Written request >> Read the data and repeat it in full, exactly.

--- BEGIN Dataset extract ---

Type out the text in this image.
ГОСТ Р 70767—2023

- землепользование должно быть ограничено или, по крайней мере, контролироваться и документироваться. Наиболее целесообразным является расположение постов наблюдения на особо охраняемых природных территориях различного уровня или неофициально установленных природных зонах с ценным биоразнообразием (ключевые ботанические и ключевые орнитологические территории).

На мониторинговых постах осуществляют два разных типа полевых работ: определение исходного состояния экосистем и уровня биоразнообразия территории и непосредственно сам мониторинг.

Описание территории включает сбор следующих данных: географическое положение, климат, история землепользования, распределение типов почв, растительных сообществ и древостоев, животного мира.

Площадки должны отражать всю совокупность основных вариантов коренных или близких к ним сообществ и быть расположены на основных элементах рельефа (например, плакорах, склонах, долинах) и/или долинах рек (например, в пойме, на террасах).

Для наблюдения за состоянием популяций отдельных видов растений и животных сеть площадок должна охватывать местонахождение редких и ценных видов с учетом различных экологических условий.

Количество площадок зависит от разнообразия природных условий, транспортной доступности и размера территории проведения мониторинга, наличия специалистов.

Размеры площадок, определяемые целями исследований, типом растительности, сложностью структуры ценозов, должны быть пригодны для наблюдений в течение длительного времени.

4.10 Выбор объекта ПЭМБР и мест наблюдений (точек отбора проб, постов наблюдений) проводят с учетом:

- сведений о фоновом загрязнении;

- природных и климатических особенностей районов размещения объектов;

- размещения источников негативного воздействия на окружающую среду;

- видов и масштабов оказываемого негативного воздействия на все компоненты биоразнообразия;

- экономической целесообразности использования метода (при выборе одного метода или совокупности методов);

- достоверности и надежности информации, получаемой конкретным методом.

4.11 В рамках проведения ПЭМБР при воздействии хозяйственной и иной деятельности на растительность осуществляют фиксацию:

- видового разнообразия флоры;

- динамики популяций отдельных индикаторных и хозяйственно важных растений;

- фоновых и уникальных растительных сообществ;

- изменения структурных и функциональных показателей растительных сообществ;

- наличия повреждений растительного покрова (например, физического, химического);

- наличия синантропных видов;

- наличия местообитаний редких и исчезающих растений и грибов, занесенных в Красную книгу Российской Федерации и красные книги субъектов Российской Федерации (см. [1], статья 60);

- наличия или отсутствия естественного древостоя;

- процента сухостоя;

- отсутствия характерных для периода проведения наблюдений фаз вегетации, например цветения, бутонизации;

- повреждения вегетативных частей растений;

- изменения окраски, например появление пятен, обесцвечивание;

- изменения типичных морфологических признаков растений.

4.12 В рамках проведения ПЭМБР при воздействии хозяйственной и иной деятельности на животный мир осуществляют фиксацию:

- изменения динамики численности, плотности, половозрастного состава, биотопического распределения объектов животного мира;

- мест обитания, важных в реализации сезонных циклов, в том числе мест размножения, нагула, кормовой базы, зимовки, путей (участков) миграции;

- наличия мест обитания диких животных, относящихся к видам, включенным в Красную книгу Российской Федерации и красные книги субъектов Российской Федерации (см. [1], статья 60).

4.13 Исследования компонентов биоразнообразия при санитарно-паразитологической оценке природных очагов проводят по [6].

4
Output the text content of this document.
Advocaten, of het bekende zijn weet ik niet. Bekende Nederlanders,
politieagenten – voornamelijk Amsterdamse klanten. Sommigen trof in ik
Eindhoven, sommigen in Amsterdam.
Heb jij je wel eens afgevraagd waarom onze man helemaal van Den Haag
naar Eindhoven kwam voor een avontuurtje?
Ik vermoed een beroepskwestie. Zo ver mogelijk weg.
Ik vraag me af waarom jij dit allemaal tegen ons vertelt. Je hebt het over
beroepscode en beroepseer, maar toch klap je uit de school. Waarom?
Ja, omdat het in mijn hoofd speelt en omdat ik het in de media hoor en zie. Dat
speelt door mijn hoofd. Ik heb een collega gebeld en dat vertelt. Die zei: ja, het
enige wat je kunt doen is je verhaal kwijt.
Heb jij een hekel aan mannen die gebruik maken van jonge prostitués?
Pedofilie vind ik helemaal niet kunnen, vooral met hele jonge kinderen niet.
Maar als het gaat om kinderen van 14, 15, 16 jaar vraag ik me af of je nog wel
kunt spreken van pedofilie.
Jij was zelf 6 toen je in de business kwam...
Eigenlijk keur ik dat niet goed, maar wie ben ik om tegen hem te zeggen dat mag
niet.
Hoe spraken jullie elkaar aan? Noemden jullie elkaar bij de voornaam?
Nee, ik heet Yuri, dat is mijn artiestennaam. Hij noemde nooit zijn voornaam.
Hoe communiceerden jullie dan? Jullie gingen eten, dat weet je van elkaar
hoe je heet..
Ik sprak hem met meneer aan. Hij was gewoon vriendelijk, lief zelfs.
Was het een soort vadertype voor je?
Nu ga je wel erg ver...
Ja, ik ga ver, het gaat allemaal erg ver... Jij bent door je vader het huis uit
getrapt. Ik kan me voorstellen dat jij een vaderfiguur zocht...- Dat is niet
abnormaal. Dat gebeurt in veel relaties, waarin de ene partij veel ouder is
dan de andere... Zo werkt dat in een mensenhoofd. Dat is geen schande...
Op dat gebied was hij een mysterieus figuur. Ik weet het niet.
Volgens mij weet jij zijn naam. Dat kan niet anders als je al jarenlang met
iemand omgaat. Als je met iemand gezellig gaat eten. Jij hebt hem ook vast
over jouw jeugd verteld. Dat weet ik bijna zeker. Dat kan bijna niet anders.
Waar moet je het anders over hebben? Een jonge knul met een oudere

--- END Dataset extract ---

Solution >>
Type out the text in this image.
ГОСТ Р 70767—2023

- землепользование должно быть ограничено или, по крайней мере, контролироваться и документироваться. Наиболее целесообразным является расположение постов наблюдения на особо охраняемых природных территориях различного уровня или неофициально установленных природных зонах с ценным биоразнообразием (ключевые ботанические и ключевые орнитологические территории).

На мониторинговых постах осуществляют два разных типа полевых работ: определение исходного состояния экосистем и уровня биоразнообразия территории и непосредственно сам мониторинг.

Описание территории включает сбор следующих данных: географическое положение, климат, история землепользования, распределение типов почв, растительных сообществ и древостоев, животного мира.

Площадки должны отражать всю совокупность основных вариантов коренных или близких к ним сообществ и быть расположены на основных элементах рельефа (например, плакорах, склонах, долинах) и/или долинах рек (например, в пойме, на террасах).

Для наблюдения за состоянием популяций отдельных видов растений и животных сеть площадок должна охватывать местонахождение редких и ценных видов с учетом различных экологических условий.

Количество площадок зависит от разнообразия природных условий, транспортной доступности и размера территории проведения мониторинга, наличия специалистов.

Размеры площадок, определяемые целями исследований, типом растительности, сложностью структуры ценозов, должны быть пригодны для наблюдений в течение длительного времени.

4.10 Выбор объекта ПЭМБР и мест наблюдений (точек отбора проб, постов наблюдений) проводят с учетом:

- сведений о фоновом загрязнении;

- природных и климатических особенностей районов размещения объектов;

- размещения источников негативного воздействия на окружающую среду;

- видов и масштабов оказываемого негативного воздействия на все компоненты биоразнообразия;

- экономической целесообразности использования метода (при выборе одного метода или совокупности методов);

- достоверности и надежности информации, получаемой конкретным методом.

4.11 В рамках проведения ПЭМБР при воздействии хозяйственной и иной деятельности на растительность осуществляют фиксацию:

- видового разнообразия флоры;

- динамики популяций отдельных индикаторных и хозяйственно важных растений;

- фоновых и уникальных растительных сообществ;

- изменения структурных и функциональных показателей растительных сообществ;

- наличия повреждений растительного покрова (например, физического, химического);

- наличия синантропных видов;

- наличия местообитаний редких и исчезающих растений и грибов, занесенных в Красную книгу Российской Федерации и красные книги субъектов Российской Федерации (см. [1], статья 60);

- наличия или отсутствия естественного древостоя;

- процента сухостоя;

- отсутствия характерных для периода проведения наблюдений фаз вегетации, например цветения, бутонизации;

- повреждения вегетативных частей растений;

- изменения окраски, например появление пятен, обесцвечивание;

- изменения типичных морфологических признаков растений.

4.12 В рамках проведения ПЭМБР при воздействии хозяйственной и иной деятельности на животный мир осуществляют фиксацию:

- изменения динамики численности, плотности, половозрастного состава, биотопического распределения объектов животного мира;

- мест обитания, важных в реализации сезонных циклов, в том числе мест размножения, нагула, кормовой базы, зимовки, путей (участков) миграции;

- наличия мест обитания диких животных, относящихся к видам, включенным в Красную книгу Российской Федерации и красные книги субъектов Российской Федерации (см. [1], статья 60).

4.13 Исследования компонентов биоразнообразия при санитарно-паразитологической оценке природных очагов проводят по [6].

4
Output the text content of this document.
Advocaten, of het bekende zijn weet ik niet. Bekende Nederlanders,
politieagenten – voornamelijk Amsterdamse klanten. Sommigen trof in ik
Eindhoven, sommigen in Amsterdam.
Heb jij je wel eens afgevraagd waarom onze man helemaal van Den Haag
naar Eindhoven kwam voor een avontuurtje?
Ik vermoed een beroepskwestie. Zo ver mogelijk weg.
Ik vraag me af waarom jij dit allemaal tegen ons vertelt. Je hebt het over
beroepscode en beroepseer, maar toch klap je uit de school. Waarom?
Ja, omdat het in mijn hoofd speelt en omdat ik het in de media hoor en zie. Dat
speelt door mijn hoofd. Ik heb een collega gebeld en dat vertelt. Die zei: ja, het
enige wat je kunt doen is je verhaal kwijt.
Heb jij een hekel aan mannen die gebruik maken van jonge prostitués?
Pedofilie vind ik helemaal niet kunnen, vooral met hele jonge kinderen niet.
Maar als het gaat om kinderen van 14, 15, 16 jaar vraag ik me af of je nog wel
kunt spreken van pedofilie.
Jij was zelf 6 toen je in de business kwam...
Eigenlijk keur ik dat niet goed, maar wie ben ik om tegen hem te zeggen dat mag
niet.
Hoe spraken jullie elkaar aan? Noemden jullie elkaar bij de voornaam?
Nee, ik heet Yuri, dat is mijn artiestennaam. Hij noemde nooit zijn voornaam.
Hoe communiceerden jullie dan? Jullie gingen eten, dat weet je van elkaar
hoe je heet..
Ik sprak hem met meneer aan. Hij was gewoon vriendelijk, lief zelfs.
Was het een soort vadertype voor je?
Nu ga je wel erg ver...
Ja, ik ga ver, het gaat allemaal erg ver... Jij bent door je vader het huis uit
getrapt. Ik kan me voorstellen dat jij een vaderfiguur zocht...- Dat is niet
abnormaal. Dat gebeurt in veel relaties, waarin de ene partij veel ouder is
dan de andere... Zo werkt dat in een mensenhoofd. Dat is geen schande...
Op dat gebied was hij een mysterieus figuur. Ik weet het niet.
Volgens mij weet jij zijn naam. Dat kan niet anders als je al jarenlang met
iemand omgaat. Als je met iemand gezellig gaat eten. Jij hebt hem ook vast
over jouw jeugd verteld. Dat weet ik bijna zeker. Dat kan bijna niet anders.
Waar moet je het anders over hebben? Een jonge knul met een oudere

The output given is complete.